> **GIVEN PROBLEM**: Every line below that mentions the word "title" should be copied out.

(Data items)
--*--
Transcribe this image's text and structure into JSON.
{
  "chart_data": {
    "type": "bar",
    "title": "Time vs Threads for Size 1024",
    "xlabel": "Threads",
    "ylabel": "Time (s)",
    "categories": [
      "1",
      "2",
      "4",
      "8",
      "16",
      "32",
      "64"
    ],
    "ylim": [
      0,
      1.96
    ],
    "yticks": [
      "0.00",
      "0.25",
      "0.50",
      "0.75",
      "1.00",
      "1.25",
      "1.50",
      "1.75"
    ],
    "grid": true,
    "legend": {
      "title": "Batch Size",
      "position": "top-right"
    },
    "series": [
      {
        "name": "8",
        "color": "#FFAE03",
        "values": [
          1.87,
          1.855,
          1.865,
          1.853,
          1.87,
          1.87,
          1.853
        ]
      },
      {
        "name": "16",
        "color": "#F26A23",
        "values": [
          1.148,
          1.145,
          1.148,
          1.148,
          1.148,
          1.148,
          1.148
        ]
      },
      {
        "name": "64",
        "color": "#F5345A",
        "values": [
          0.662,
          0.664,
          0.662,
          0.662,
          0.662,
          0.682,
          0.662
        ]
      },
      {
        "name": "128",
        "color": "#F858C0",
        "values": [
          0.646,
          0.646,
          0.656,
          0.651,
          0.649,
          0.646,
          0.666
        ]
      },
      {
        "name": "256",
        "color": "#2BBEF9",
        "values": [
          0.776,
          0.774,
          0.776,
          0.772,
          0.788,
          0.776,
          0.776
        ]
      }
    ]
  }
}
--*--
> **FINAL RESULT**:
    "title": "Time vs Threads for Size 1024",
      "title": "Batch Size",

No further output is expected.